Problem statement:
Quote the listing below in full and exactly as written, but omit every picture.

(Rows from a dataset)

+++

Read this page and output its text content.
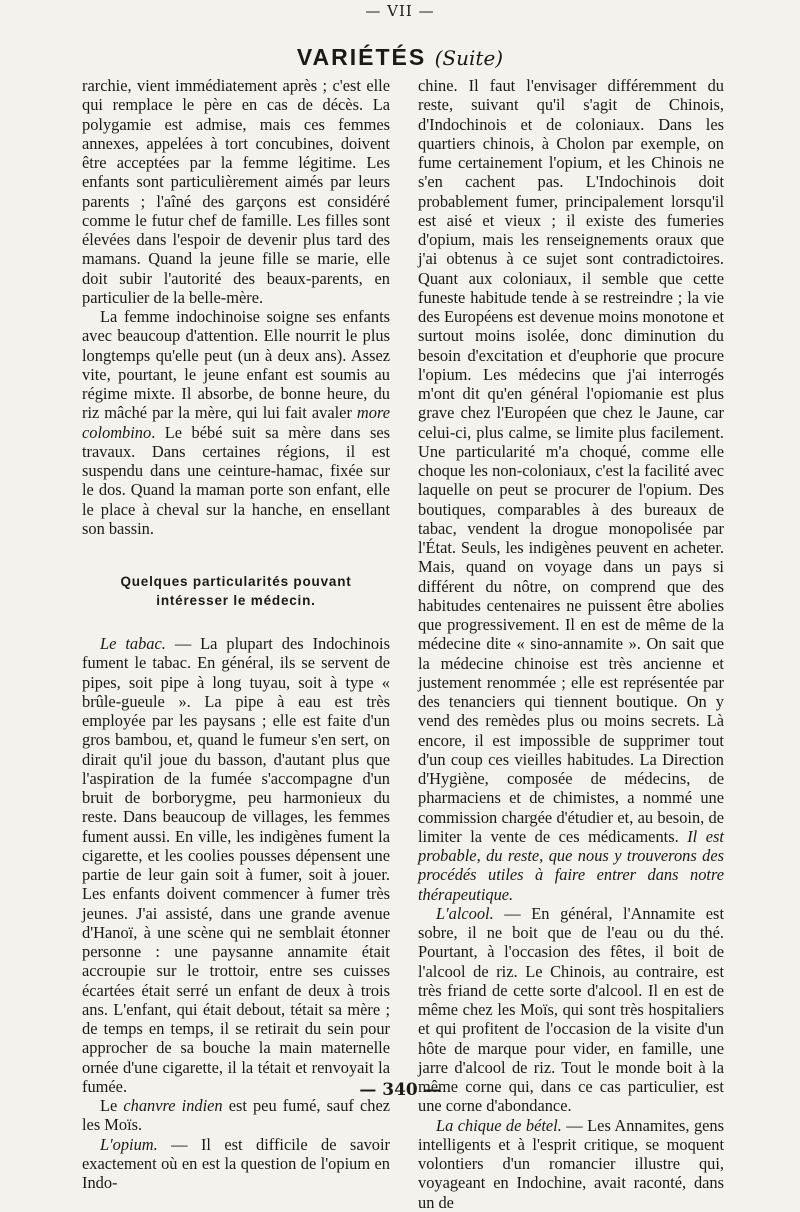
— VII —
VARIÉTÉS (Suite)

rarchie, vient immédiatement après ; c'est elle qui remplace le père en cas de décès. La polygamie est admise, mais ces femmes annexes, appelées à tort concubines, doivent être acceptées par la femme légitime. Les enfants sont particulièrement aimés par leurs parents ; l'aîné des garçons est considéré comme le futur chef de famille. Les filles sont élevées dans l'espoir de devenir plus tard des mamans. Quand la jeune fille se marie, elle doit subir l'autorité des beaux-parents, en particulier de la belle-mère.

La femme indochinoise soigne ses enfants avec beaucoup d'attention. Elle nourrit le plus longtemps qu'elle peut (un à deux ans). Assez vite, pourtant, le jeune enfant est soumis au régime mixte. Il absorbe, de bonne heure, du riz mâché par la mère, qui lui fait avaler more colombino. Le bébé suit sa mère dans ses travaux. Dans certaines régions, il est suspendu dans une ceinture-hamac, fixée sur le dos. Quand la maman porte son enfant, elle le place à cheval sur la hanche, en ensellant son bassin.

Quelques particularités pouvant
intéresser le médecin.

Le tabac. — La plupart des Indochinois fument le tabac. En général, ils se servent de pipes, soit pipe à long tuyau, soit à type « brûle-gueule ». La pipe à eau est très employée par les paysans ; elle est faite d'un gros bambou, et, quand le fumeur s'en sert, on dirait qu'il joue du basson, d'autant plus que l'aspiration de la fumée s'accompagne d'un bruit de borborygme, peu harmonieux du reste. Dans beaucoup de villages, les femmes fument aussi. En ville, les indigènes fument la cigarette, et les coolies pousses dépensent une partie de leur gain soit à fumer, soit à jouer. Les enfants doivent commencer à fumer très jeunes. J'ai assisté, dans une grande avenue d'Hanoï, à une scène qui ne semblait étonner personne : une paysanne annamite était accroupie sur le trottoir, entre ses cuisses écartées était serré un enfant de deux à trois ans. L'enfant, qui était debout, tétait sa mère ; de temps en temps, il se retirait du sein pour approcher de sa bouche la main maternelle ornée d'une cigarette, il la tétait et renvoyait la fumée.

Le chanvre indien est peu fumé, sauf chez les Moïs.

L'opium. — Il est difficile de savoir exactement où en est la question de l'opium en Indo-

chine. Il faut l'envisager différemment du reste, suivant qu'il s'agit de Chinois, d'Indochinois et de coloniaux. Dans les quartiers chinois, à Cholon par exemple, on fume certainement l'opium, et les Chinois ne s'en cachent pas. L'Indochinois doit probablement fumer, principalement lorsqu'il est aisé et vieux ; il existe des fumeries d'opium, mais les renseignements oraux que j'ai obtenus à ce sujet sont contradictoires. Quant aux coloniaux, il semble que cette funeste habitude tende à se restreindre ; la vie des Européens est devenue moins monotone et surtout moins isolée, donc diminution du besoin d'excitation et d'euphorie que procure l'opium. Les médecins que j'ai interrogés m'ont dit qu'en général l'opiomanie est plus grave chez l'Européen que chez le Jaune, car celui-ci, plus calme, se limite plus facilement. Une particularité m'a choqué, comme elle choque les non-coloniaux, c'est la facilité avec laquelle on peut se procurer de l'opium. Des boutiques, comparables à des bureaux de tabac, vendent la drogue monopolisée par l'État. Seuls, les indigènes peuvent en acheter. Mais, quand on voyage dans un pays si différent du nôtre, on comprend que des habitudes centenaires ne puissent être abolies que progressivement. Il en est de même de la médecine dite « sino-annamite ». On sait que la médecine chinoise est très ancienne et justement renommée ; elle est représentée par des tenanciers qui tiennent boutique. On y vend des remèdes plus ou moins secrets. Là encore, il est impossible de supprimer tout d'un coup ces vieilles habitudes. La Direction d'Hygiène, composée de médecins, de pharmaciens et de chimistes, a nommé une commission chargée d'étudier et, au besoin, de limiter la vente de ces médicaments. Il est probable, du reste, que nous y trouverons des procédés utiles à faire entrer dans notre thérapeutique.

L'alcool. — En général, l'Annamite est sobre, il ne boit que de l'eau ou du thé. Pourtant, à l'occasion des fêtes, il boit de l'alcool de riz. Le Chinois, au contraire, est très friand de cette sorte d'alcool. Il en est de même chez les Moïs, qui sont très hospitaliers et qui profitent de l'occasion de la visite d'un hôte de marque pour vider, en famille, une jarre d'alcool de riz. Tout le monde boit à la même corne qui, dans ce cas particulier, est une corne d'abondance.

La chique de bétel. — Les Annamites, gens intelligents et à l'esprit critique, se moquent volontiers d'un romancier illustre qui, voyageant en Indochine, avait raconté, dans un de

— 340 —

+++

Answer to this task:
Read this page and output its text content.
— VII —
VARIÉTÉS (Suite)

rarchie, vient immédiatement après ; c'est elle qui remplace le père en cas de décès. La polygamie est admise, mais ces femmes annexes, appelées à tort concubines, doivent être acceptées par la femme légitime. Les enfants sont particulièrement aimés par leurs parents ; l'aîné des garçons est considéré comme le futur chef de famille. Les filles sont élevées dans l'espoir de devenir plus tard des mamans. Quand la jeune fille se marie, elle doit subir l'autorité des beaux-parents, en particulier de la belle-mère.

La femme indochinoise soigne ses enfants avec beaucoup d'attention. Elle nourrit le plus longtemps qu'elle peut (un à deux ans). Assez vite, pourtant, le jeune enfant est soumis au régime mixte. Il absorbe, de bonne heure, du riz mâché par la mère, qui lui fait avaler more colombino. Le bébé suit sa mère dans ses travaux. Dans certaines régions, il est suspendu dans une ceinture-hamac, fixée sur le dos. Quand la maman porte son enfant, elle le place à cheval sur la hanche, en ensellant son bassin.

Quelques particularités pouvant
intéresser le médecin.

Le tabac. — La plupart des Indochinois fument le tabac. En général, ils se servent de pipes, soit pipe à long tuyau, soit à type « brûle-gueule ». La pipe à eau est très employée par les paysans ; elle est faite d'un gros bambou, et, quand le fumeur s'en sert, on dirait qu'il joue du basson, d'autant plus que l'aspiration de la fumée s'accompagne d'un bruit de borborygme, peu harmonieux du reste. Dans beaucoup de villages, les femmes fument aussi. En ville, les indigènes fument la cigarette, et les coolies pousses dépensent une partie de leur gain soit à fumer, soit à jouer. Les enfants doivent commencer à fumer très jeunes. J'ai assisté, dans une grande avenue d'Hanoï, à une scène qui ne semblait étonner personne : une paysanne annamite était accroupie sur le trottoir, entre ses cuisses écartées était serré un enfant de deux à trois ans. L'enfant, qui était debout, tétait sa mère ; de temps en temps, il se retirait du sein pour approcher de sa bouche la main maternelle ornée d'une cigarette, il la tétait et renvoyait la fumée.

Le chanvre indien est peu fumé, sauf chez les Moïs.

L'opium. — Il est difficile de savoir exactement où en est la question de l'opium en Indo-

chine. Il faut l'envisager différemment du reste, suivant qu'il s'agit de Chinois, d'Indochinois et de coloniaux. Dans les quartiers chinois, à Cholon par exemple, on fume certainement l'opium, et les Chinois ne s'en cachent pas. L'Indochinois doit probablement fumer, principalement lorsqu'il est aisé et vieux ; il existe des fumeries d'opium, mais les renseignements oraux que j'ai obtenus à ce sujet sont contradictoires. Quant aux coloniaux, il semble que cette funeste habitude tende à se restreindre ; la vie des Européens est devenue moins monotone et surtout moins isolée, donc diminution du besoin d'excitation et d'euphorie que procure l'opium. Les médecins que j'ai interrogés m'ont dit qu'en général l'opiomanie est plus grave chez l'Européen que chez le Jaune, car celui-ci, plus calme, se limite plus facilement. Une particularité m'a choqué, comme elle choque les non-coloniaux, c'est la facilité avec laquelle on peut se procurer de l'opium. Des boutiques, comparables à des bureaux de tabac, vendent la drogue monopolisée par l'État. Seuls, les indigènes peuvent en acheter. Mais, quand on voyage dans un pays si différent du nôtre, on comprend que des habitudes centenaires ne puissent être abolies que progressivement. Il en est de même de la médecine dite « sino-annamite ». On sait que la médecine chinoise est très ancienne et justement renommée ; elle est représentée par des tenanciers qui tiennent boutique. On y vend des remèdes plus ou moins secrets. Là encore, il est impossible de supprimer tout d'un coup ces vieilles habitudes. La Direction d'Hygiène, composée de médecins, de pharmaciens et de chimistes, a nommé une commission chargée d'étudier et, au besoin, de limiter la vente de ces médicaments. Il est probable, du reste, que nous y trouverons des procédés utiles à faire entrer dans notre thérapeutique.

L'alcool. — En général, l'Annamite est sobre, il ne boit que de l'eau ou du thé. Pourtant, à l'occasion des fêtes, il boit de l'alcool de riz. Le Chinois, au contraire, est très friand de cette sorte d'alcool. Il en est de même chez les Moïs, qui sont très hospitaliers et qui profitent de l'occasion de la visite d'un hôte de marque pour vider, en famille, une jarre d'alcool de riz. Tout le monde boit à la même corne qui, dans ce cas particulier, est une corne d'abondance.

La chique de bétel. — Les Annamites, gens intelligents et à l'esprit critique, se moquent volontiers d'un romancier illustre qui, voyageant en Indochine, avait raconté, dans un de

— 340 —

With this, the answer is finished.